**PROMPT**
Pick out every line of the entries below where "name" occurs, and copy those lines.

______

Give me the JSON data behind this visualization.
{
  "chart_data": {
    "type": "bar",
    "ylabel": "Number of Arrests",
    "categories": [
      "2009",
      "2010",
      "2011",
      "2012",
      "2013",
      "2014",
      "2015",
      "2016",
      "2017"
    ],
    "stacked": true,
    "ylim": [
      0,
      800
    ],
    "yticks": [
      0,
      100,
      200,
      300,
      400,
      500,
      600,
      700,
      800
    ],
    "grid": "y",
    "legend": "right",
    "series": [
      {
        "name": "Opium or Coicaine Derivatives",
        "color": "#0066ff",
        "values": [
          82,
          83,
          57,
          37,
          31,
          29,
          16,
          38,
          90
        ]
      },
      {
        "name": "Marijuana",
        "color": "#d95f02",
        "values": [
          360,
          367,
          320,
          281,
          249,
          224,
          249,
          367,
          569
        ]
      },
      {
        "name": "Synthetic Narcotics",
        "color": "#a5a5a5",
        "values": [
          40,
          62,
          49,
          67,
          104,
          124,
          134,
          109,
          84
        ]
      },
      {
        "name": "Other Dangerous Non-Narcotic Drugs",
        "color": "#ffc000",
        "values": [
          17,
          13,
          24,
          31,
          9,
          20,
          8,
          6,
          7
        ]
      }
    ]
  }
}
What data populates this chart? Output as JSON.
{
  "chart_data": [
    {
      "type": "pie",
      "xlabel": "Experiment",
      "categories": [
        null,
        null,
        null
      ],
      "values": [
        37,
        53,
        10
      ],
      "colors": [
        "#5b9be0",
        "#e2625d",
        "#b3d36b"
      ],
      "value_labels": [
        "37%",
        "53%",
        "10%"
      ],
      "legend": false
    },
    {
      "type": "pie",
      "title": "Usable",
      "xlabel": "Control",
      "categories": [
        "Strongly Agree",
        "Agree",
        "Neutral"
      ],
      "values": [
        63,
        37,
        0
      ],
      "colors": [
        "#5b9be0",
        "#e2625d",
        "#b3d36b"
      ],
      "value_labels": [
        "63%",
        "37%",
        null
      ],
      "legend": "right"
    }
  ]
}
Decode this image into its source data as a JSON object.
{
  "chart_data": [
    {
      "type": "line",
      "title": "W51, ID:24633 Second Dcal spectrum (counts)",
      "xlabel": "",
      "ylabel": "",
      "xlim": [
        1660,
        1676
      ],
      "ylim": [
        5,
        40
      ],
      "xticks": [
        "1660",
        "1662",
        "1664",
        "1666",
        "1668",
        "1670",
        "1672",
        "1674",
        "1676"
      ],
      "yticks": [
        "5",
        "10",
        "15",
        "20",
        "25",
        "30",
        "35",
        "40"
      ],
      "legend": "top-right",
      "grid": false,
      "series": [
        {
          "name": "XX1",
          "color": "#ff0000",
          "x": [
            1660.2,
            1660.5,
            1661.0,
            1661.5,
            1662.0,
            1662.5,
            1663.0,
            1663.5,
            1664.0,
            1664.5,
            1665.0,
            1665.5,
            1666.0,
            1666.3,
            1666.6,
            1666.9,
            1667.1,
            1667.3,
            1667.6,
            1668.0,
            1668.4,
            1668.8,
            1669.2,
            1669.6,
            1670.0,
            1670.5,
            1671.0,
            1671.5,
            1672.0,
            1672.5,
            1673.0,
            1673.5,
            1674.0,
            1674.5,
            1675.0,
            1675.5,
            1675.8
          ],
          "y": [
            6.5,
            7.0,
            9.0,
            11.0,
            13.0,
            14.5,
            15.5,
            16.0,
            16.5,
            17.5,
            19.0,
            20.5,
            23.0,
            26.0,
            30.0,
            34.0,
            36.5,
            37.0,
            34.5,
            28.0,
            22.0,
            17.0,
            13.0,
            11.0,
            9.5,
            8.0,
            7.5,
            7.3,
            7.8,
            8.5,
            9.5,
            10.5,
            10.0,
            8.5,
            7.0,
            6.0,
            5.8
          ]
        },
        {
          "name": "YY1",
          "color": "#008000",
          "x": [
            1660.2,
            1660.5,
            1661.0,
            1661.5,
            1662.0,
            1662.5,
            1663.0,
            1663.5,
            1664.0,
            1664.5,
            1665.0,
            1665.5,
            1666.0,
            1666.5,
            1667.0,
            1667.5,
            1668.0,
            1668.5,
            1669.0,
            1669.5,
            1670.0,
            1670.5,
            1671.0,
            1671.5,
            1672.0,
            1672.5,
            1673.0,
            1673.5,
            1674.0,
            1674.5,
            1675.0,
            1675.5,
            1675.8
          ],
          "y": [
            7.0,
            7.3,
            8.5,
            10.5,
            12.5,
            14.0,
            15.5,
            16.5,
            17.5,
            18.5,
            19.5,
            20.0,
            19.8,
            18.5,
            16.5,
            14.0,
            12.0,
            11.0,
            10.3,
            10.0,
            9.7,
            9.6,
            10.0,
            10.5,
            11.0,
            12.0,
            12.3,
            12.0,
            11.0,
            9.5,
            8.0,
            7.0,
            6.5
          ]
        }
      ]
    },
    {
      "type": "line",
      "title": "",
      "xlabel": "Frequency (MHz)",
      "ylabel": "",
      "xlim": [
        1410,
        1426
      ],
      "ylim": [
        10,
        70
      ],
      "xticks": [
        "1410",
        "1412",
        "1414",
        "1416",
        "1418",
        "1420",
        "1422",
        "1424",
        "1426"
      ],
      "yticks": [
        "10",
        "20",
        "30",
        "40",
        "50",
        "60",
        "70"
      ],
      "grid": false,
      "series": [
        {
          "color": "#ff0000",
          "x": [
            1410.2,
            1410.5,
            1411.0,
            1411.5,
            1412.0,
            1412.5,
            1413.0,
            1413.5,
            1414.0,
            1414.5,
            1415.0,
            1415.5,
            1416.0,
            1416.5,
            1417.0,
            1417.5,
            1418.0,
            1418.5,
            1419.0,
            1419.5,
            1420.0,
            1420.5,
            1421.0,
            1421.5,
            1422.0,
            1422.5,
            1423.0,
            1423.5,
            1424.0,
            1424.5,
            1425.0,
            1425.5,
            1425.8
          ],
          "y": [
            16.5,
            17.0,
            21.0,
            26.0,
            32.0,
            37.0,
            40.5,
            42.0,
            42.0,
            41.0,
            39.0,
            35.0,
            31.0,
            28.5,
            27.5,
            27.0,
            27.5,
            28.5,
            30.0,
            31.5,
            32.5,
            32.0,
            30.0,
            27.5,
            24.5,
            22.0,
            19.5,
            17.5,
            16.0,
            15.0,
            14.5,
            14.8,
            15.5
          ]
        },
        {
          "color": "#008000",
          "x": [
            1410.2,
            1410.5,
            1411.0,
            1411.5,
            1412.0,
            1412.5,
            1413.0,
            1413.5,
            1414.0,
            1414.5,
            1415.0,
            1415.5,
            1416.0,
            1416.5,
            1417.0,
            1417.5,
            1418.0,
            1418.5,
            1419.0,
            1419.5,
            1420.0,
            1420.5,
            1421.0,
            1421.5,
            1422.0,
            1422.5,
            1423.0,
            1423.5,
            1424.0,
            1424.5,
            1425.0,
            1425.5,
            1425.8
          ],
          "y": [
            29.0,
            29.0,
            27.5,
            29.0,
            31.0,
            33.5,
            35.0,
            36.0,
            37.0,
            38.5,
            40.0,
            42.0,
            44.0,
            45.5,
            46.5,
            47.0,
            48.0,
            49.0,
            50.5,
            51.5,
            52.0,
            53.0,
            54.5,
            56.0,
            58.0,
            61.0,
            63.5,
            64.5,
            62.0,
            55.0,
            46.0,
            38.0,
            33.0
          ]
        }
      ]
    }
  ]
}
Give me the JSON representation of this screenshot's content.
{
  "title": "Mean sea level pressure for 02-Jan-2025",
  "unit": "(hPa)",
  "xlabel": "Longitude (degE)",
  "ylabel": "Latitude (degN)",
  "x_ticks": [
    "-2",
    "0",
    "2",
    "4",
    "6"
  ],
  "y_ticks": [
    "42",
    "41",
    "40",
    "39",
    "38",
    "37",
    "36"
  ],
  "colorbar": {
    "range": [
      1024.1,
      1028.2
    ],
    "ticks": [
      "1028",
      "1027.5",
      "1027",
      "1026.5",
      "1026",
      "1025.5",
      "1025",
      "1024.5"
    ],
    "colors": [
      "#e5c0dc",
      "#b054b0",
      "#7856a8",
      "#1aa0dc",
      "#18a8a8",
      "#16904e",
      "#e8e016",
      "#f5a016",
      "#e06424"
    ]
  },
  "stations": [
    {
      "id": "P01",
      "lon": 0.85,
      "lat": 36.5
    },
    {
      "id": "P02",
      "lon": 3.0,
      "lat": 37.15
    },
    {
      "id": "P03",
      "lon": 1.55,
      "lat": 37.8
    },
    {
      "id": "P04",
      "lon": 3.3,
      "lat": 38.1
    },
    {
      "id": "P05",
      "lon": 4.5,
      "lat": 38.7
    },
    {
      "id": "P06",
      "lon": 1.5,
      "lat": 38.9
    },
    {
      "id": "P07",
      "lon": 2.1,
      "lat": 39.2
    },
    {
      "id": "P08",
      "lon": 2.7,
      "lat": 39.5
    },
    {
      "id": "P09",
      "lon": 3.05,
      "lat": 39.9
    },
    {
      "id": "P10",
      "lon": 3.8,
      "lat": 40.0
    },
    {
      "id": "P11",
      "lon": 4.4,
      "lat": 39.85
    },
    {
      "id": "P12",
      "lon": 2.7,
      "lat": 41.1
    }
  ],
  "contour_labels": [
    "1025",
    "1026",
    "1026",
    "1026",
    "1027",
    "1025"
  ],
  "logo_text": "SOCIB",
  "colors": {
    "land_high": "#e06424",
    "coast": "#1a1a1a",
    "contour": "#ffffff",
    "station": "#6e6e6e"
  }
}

______

**FULL OUTPUT**
        "name": "Opium or Coicaine Derivatives",
        "name": "Marijuana",
        "name": "Synthetic Narcotics",
        "name": "Other Dangerous Non-Narcotic Drugs",
          "name": "XX1",
          "name": "YY1",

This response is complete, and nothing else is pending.